------ Passage shown

FMA: A Dataset For Music Analysis

Michaël Defferrard, Kirell Benzi, Pierre Vandergheynst, Xavier Bresson.
International Society for Music Information Retrieval Conference (ISMIR), 2017.

We introduce the Free Music Archive (FMA), an open and easily accessible dataset suitable for evaluating several tasks in MIR, a field concerned with browsing, searching, and organizing large music collections. The community's growing interest in feature and end-to-end learning is however restrained by the limited availability of large audio datasets. The FMA aims to overcome this hurdle by providing 917 GiB and 343 days of Creative Commons-licensed audio from 106,574 tracks from 16,341 artists and 14,854 albums, arranged in a hierarchical taxonomy of 161 genres. It provides full-length and high-quality audio, pre-computed features, together with track- and user-level metadata, tags, and free-form text such as biographies. We here describe the dataset and how it was created, propose a train/validation/test split and three subsets, discuss some suitable MIR tasks, and evaluate some baselines for genre recognition. Code, data, and usage examples are available at https://github.com/mdeff/fma.

Paper: arXiv:1612.01840 (latex and reviews)

------------
------ Data section

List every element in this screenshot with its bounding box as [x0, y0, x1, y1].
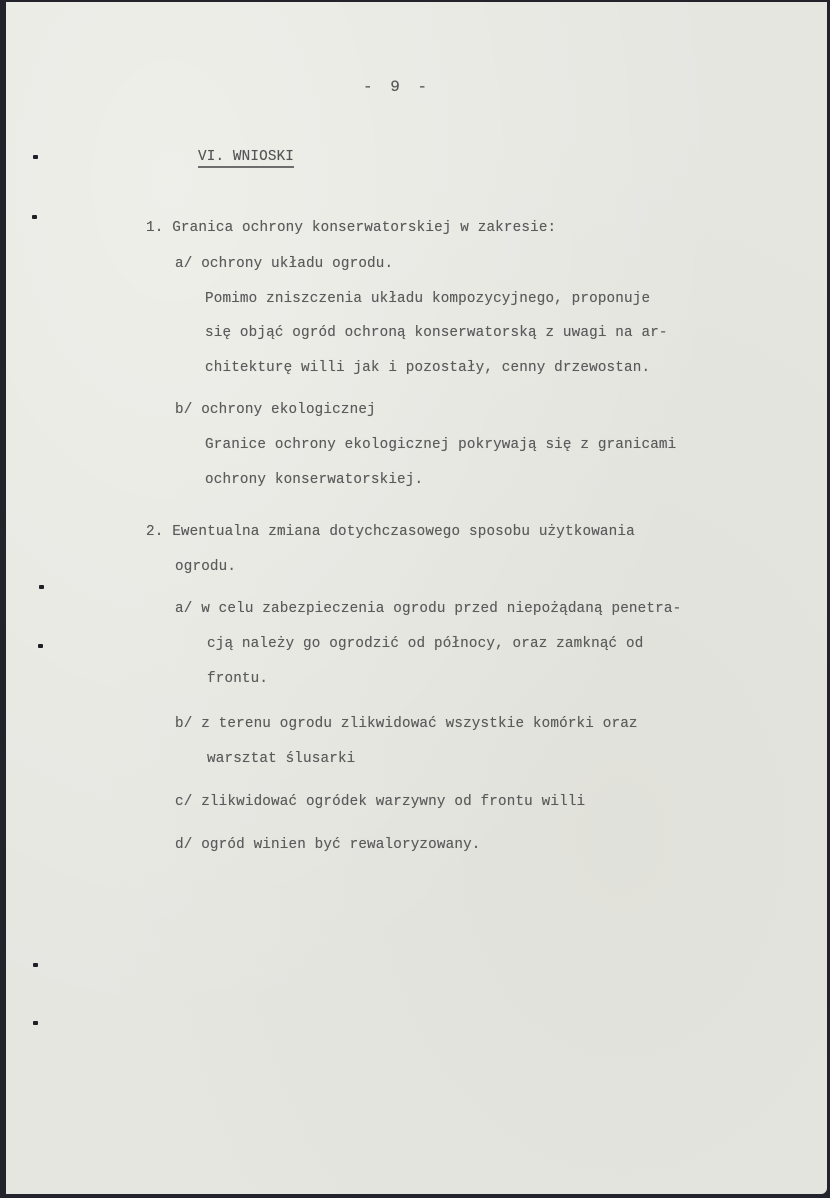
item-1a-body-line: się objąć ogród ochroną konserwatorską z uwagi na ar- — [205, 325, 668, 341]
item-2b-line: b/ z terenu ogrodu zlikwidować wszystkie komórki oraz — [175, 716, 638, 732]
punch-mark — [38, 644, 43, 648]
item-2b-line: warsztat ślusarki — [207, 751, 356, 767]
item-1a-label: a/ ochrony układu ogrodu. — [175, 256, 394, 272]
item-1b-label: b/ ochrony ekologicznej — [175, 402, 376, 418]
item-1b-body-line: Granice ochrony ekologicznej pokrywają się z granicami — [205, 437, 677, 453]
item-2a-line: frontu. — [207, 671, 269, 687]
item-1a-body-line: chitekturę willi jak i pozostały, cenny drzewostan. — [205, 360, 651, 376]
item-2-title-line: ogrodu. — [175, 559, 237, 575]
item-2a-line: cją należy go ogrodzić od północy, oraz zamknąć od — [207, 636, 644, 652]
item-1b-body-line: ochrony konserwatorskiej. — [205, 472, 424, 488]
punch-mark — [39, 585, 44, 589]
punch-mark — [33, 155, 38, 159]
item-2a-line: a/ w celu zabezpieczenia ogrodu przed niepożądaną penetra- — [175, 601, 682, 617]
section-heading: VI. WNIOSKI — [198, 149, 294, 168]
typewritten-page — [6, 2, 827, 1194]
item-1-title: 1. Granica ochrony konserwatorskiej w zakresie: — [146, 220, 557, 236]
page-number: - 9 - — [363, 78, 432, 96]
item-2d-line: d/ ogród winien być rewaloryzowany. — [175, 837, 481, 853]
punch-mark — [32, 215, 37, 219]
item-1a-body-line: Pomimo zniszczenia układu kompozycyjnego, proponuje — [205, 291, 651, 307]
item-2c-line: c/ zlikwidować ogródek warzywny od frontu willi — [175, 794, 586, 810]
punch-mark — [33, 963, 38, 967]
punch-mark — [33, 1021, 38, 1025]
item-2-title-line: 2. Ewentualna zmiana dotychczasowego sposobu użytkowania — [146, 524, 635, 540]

------------
------ Data section

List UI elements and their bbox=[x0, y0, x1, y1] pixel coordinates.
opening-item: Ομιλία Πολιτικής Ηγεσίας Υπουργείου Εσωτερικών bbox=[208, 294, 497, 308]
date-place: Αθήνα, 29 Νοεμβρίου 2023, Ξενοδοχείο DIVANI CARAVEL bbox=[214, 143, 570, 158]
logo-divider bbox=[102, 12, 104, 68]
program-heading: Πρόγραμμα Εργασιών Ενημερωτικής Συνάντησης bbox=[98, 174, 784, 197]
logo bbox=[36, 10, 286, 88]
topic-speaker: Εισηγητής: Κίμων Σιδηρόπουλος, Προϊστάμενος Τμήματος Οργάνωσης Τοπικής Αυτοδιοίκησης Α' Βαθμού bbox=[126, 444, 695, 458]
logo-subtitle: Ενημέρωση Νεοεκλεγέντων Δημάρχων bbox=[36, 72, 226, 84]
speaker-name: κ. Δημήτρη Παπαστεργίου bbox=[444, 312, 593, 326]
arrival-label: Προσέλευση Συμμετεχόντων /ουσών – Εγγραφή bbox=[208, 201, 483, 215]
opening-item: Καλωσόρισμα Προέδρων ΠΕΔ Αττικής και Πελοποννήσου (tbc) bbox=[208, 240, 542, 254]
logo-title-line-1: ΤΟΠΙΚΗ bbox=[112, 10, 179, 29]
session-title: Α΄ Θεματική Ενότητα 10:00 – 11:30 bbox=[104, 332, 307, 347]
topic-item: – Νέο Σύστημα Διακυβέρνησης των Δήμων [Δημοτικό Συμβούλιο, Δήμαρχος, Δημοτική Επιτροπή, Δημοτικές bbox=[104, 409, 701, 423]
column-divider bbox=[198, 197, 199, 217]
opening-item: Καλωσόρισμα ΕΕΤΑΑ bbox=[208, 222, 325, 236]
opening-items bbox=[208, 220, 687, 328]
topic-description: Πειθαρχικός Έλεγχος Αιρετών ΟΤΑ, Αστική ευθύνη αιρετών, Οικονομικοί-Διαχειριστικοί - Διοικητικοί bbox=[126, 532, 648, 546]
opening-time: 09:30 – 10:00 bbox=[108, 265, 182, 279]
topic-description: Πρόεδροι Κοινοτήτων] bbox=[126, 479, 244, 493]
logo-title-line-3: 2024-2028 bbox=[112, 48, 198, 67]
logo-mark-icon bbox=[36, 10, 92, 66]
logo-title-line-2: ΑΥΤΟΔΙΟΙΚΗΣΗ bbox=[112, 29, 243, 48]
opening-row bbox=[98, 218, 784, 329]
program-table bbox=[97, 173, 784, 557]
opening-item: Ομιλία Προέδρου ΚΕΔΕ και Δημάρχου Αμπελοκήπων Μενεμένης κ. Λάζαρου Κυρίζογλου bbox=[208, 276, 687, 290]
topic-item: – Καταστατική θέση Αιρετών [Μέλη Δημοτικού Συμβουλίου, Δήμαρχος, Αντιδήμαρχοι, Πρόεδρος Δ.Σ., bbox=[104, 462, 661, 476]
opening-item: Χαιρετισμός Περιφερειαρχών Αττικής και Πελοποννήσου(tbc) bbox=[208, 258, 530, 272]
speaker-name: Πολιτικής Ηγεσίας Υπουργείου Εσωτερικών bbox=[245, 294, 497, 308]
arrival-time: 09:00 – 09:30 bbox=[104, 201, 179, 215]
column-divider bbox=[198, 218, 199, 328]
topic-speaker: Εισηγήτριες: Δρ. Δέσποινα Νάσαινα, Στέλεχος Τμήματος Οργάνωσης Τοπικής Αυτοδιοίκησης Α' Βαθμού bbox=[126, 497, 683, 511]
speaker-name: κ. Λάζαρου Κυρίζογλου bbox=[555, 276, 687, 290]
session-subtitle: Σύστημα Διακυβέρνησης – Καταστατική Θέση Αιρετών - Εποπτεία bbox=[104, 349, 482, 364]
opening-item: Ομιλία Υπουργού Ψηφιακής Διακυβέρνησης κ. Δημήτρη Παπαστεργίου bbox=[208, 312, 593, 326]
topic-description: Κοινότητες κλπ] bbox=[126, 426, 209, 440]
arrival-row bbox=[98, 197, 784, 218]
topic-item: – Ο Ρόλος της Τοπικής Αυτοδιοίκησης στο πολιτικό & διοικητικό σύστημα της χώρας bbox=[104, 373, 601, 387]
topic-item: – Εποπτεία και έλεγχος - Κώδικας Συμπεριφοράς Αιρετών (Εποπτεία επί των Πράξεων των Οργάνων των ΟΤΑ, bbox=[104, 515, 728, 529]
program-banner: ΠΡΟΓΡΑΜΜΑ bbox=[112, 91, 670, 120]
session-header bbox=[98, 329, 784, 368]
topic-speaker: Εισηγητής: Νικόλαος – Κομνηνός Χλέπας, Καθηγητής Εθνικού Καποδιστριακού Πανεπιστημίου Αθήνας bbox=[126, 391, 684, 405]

------------

**What is being asked**
Resume the page on the FMA dataset for music analysis, writing on from its final line.

**Output**
Slides: doi:10.5281/zenodo.1066119
Poster: doi:10.5281/zenodo.1035847

Data

All metadata and features for all tracks are distributed in fma_metadata.zip (342 MiB). The below tables can be used with pandas or any other data analysis tool. See the paper or the usage.ipynb notebook for a description.

tracks.csv: per track metadata such as ID, title, artist, genres, tags and play counts, for all 106,574 tracks.
genres.csv: all 163 genres with name and parent (used to infer the genre hierarchy and top-level genres).
features.csv: common features extracted with librosa.
echonest.csv: audio features provided by Echonest (now Spotify) for a subset of 13,129 tracks.

Then, you got various sizes of MP3-encoded audio data:

fma_small.zip: 8,000 tracks of 30s, 8 balanced genres (GTZAN-like) (7.2 GiB)
fma_medium.zip: 25,000 tracks of 30s, 16 unbalanced genres (22 GiB)
fma_large.zip: 106,574 tracks of 30s, 161 unbalanced genres (93 GiB)
fma_full.zip: 106,574 untrimmed tracks, 161 unbalanced genres (879 GiB)

See the wiki (or #41) for known issues (errata).

Code

The following notebooks, scripts, and modules have been developed for the dataset.

usage.ipynb: shows how to load the datasets and develop, train, and test your own models with it.
analysis.ipynb: exploration of the metadata, data, and features. Creates the figures used in the paper.
baselines.ipynb: baseline models for genre recognition, both from audio and features.
features.py: features extraction from the audio (used to create features.csv).
webapi.ipynb: query the web API of the FMA. Can be used to update the dataset.
creation.ipynb: creation of the dataset (used to create tracks.csv and genres.csv).
creation.py: creation of the dataset (long-running data collection and processing).
utils.py: helper functions and classes.

Usage

Click the binder badge to play with the code and data from your browser without installing anything.

Clone the repository.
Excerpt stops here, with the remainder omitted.